== Data in this exercise ==
++++++

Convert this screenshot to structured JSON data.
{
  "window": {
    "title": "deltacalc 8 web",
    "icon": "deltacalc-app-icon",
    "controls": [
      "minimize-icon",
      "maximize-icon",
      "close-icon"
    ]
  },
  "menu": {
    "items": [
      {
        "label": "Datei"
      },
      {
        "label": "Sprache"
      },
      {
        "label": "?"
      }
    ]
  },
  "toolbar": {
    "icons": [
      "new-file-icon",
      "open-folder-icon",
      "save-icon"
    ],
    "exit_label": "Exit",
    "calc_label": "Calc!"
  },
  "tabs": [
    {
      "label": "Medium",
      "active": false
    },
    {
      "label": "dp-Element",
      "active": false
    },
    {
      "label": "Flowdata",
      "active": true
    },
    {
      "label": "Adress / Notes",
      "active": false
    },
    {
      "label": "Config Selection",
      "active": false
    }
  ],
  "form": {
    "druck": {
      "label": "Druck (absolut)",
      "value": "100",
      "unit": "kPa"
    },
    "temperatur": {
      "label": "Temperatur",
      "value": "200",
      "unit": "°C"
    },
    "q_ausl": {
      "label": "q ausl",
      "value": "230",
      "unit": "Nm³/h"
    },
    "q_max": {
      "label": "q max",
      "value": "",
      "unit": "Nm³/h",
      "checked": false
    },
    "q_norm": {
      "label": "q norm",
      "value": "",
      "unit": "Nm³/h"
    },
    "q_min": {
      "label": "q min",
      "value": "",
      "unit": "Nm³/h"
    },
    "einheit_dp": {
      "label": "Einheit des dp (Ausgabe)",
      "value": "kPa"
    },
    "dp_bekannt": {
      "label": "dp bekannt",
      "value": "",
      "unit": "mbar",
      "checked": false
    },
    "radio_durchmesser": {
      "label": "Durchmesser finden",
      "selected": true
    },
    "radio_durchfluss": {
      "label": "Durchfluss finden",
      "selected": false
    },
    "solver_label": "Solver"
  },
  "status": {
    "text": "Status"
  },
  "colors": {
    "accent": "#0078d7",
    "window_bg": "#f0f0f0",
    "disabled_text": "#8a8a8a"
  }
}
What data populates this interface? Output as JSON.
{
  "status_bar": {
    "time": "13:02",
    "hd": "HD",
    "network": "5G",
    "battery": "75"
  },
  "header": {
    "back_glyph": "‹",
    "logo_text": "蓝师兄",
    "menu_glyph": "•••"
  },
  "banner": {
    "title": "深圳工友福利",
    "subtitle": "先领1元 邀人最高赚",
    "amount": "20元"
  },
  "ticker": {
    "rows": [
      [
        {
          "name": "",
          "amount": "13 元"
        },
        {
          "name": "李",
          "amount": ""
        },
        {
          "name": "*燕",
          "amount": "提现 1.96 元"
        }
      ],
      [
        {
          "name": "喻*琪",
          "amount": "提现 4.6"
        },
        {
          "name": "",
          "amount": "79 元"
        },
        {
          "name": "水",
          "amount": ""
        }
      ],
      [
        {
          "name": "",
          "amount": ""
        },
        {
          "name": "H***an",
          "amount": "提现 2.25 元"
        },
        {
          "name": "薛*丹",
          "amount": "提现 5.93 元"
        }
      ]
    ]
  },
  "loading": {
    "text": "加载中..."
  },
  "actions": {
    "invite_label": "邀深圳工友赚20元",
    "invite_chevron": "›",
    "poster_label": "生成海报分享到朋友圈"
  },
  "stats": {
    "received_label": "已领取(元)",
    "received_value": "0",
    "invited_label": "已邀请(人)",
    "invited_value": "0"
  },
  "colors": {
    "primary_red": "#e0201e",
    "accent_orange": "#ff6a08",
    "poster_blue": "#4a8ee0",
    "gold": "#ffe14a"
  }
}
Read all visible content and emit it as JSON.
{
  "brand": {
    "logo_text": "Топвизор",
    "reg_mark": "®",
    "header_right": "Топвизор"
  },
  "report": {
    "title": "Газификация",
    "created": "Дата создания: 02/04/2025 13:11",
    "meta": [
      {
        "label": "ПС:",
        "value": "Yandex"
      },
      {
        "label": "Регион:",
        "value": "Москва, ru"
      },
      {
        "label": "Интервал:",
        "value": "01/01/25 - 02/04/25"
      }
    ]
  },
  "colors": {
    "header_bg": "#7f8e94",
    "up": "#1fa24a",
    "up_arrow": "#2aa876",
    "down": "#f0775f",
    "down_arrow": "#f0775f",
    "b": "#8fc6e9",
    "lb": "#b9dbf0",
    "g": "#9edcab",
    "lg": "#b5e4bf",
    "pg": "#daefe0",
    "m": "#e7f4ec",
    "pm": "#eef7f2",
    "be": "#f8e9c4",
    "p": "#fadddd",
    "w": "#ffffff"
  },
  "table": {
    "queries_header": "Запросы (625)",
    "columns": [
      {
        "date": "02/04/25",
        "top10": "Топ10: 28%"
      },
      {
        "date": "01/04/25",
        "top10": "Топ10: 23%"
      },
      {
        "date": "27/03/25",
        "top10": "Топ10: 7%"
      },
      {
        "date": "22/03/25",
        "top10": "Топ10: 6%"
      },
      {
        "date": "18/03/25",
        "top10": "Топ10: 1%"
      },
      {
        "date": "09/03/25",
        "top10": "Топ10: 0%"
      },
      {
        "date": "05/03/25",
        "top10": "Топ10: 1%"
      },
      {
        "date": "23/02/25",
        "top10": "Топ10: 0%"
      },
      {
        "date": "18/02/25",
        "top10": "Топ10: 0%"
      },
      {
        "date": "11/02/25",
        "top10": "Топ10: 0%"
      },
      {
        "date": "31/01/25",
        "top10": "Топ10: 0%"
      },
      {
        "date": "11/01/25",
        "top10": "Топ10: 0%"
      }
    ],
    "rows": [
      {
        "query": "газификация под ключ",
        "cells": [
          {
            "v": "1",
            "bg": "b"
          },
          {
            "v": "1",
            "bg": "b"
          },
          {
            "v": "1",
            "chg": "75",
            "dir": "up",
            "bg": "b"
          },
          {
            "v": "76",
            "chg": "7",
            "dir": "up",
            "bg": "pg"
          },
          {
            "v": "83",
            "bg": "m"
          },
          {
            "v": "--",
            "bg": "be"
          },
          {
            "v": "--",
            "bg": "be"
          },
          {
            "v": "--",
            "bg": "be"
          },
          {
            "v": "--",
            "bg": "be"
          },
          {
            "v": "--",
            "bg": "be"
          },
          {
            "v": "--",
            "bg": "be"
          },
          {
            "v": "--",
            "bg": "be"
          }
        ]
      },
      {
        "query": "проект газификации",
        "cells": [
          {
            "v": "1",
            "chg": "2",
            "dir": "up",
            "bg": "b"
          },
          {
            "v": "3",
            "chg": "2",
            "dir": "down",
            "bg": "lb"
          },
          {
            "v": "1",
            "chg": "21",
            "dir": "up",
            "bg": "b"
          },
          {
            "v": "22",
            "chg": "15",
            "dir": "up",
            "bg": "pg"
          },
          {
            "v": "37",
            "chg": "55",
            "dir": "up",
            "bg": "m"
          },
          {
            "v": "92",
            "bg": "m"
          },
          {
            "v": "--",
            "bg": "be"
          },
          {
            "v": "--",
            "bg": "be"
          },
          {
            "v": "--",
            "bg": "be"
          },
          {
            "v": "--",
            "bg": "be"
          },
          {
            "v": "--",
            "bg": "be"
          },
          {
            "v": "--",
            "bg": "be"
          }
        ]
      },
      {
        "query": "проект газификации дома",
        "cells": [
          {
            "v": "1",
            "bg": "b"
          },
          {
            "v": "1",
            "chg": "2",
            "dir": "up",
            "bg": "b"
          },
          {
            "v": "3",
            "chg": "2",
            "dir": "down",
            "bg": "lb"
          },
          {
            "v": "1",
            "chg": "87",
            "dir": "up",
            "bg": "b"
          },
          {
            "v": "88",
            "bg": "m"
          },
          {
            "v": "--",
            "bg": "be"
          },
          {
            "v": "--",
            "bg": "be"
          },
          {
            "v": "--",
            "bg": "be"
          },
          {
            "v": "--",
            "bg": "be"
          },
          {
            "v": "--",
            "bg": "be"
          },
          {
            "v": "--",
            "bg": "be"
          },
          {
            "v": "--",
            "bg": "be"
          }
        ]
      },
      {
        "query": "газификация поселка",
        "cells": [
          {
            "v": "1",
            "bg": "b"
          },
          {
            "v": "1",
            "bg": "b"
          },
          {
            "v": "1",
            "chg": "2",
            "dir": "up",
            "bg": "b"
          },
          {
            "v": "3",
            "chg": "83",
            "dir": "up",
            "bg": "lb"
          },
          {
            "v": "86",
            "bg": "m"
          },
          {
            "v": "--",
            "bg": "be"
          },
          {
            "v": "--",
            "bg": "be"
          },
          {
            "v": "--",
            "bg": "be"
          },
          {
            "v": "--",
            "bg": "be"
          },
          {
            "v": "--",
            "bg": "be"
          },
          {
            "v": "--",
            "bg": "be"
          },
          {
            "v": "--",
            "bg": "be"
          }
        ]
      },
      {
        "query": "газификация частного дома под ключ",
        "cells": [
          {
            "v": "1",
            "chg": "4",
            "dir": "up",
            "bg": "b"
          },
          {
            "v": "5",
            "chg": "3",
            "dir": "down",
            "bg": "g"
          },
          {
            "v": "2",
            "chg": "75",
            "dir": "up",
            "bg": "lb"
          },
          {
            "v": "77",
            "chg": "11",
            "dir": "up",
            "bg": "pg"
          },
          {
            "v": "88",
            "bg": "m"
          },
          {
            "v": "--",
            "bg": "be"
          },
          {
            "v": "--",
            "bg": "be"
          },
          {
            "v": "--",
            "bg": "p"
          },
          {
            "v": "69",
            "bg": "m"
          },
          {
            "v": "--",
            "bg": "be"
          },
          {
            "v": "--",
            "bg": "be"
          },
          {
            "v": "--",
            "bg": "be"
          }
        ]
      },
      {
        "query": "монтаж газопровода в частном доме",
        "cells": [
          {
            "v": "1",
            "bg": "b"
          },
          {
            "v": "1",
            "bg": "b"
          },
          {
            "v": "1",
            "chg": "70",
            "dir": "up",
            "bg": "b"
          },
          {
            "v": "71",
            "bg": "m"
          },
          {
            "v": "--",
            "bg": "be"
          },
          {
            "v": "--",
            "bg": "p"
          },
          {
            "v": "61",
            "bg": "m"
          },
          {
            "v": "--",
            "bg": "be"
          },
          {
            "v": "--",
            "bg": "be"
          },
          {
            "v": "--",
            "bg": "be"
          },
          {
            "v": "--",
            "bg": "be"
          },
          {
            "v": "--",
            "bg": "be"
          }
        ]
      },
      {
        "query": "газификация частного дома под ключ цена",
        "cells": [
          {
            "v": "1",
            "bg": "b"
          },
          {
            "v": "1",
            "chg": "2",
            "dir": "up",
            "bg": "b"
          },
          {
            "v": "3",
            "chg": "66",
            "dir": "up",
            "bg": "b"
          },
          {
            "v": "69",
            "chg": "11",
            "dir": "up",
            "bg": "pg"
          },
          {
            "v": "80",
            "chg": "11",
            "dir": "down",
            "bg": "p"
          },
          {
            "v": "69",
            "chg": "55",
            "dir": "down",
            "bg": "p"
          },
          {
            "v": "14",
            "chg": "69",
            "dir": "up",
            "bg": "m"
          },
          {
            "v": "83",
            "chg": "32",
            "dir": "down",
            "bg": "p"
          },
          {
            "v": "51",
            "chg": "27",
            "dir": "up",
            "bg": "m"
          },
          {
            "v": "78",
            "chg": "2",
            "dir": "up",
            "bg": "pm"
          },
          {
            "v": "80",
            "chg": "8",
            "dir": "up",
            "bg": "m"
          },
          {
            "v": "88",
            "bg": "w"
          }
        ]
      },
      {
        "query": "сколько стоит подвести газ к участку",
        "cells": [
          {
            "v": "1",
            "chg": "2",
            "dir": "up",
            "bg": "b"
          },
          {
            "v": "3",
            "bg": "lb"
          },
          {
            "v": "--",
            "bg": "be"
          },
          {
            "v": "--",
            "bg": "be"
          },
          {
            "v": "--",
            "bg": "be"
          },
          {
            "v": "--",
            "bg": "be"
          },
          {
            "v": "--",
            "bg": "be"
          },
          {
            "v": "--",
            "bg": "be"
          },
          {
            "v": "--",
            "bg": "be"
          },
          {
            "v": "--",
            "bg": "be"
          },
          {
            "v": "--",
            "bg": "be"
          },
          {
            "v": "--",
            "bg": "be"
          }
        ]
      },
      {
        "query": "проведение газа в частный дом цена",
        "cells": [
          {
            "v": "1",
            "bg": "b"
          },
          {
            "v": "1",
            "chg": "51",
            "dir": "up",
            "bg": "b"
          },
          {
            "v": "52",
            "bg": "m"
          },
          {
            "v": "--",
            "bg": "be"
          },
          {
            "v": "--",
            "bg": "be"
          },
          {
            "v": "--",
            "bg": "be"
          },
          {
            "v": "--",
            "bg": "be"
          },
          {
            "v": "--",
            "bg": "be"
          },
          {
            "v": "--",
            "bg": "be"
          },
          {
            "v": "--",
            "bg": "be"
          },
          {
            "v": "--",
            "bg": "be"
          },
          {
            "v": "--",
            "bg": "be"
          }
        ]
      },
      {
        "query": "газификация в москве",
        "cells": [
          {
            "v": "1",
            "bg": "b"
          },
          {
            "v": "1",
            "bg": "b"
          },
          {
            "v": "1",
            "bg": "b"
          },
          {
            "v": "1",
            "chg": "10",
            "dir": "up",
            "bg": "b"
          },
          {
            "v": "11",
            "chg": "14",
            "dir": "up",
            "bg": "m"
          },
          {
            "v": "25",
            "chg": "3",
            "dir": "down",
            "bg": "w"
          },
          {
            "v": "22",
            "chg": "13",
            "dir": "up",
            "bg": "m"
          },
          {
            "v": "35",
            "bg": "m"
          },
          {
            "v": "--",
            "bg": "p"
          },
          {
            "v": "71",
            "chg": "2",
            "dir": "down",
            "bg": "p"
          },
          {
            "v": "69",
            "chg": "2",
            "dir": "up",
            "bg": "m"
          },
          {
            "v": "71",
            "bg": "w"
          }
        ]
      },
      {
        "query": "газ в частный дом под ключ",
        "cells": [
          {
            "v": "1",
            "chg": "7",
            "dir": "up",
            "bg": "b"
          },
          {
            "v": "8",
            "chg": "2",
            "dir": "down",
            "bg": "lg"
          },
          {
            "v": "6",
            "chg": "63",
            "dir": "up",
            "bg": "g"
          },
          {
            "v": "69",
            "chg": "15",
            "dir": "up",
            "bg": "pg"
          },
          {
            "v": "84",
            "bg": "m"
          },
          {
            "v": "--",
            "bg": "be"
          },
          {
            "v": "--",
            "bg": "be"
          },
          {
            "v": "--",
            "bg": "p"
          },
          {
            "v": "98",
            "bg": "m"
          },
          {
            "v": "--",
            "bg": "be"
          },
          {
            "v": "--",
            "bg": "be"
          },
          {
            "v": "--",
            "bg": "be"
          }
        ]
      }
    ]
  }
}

++++++

== Short task ==
List each line of the records that holds the string "газификации".

== Exercise response ==
        "query": "проект газификации",
        "query": "проект газификации дома",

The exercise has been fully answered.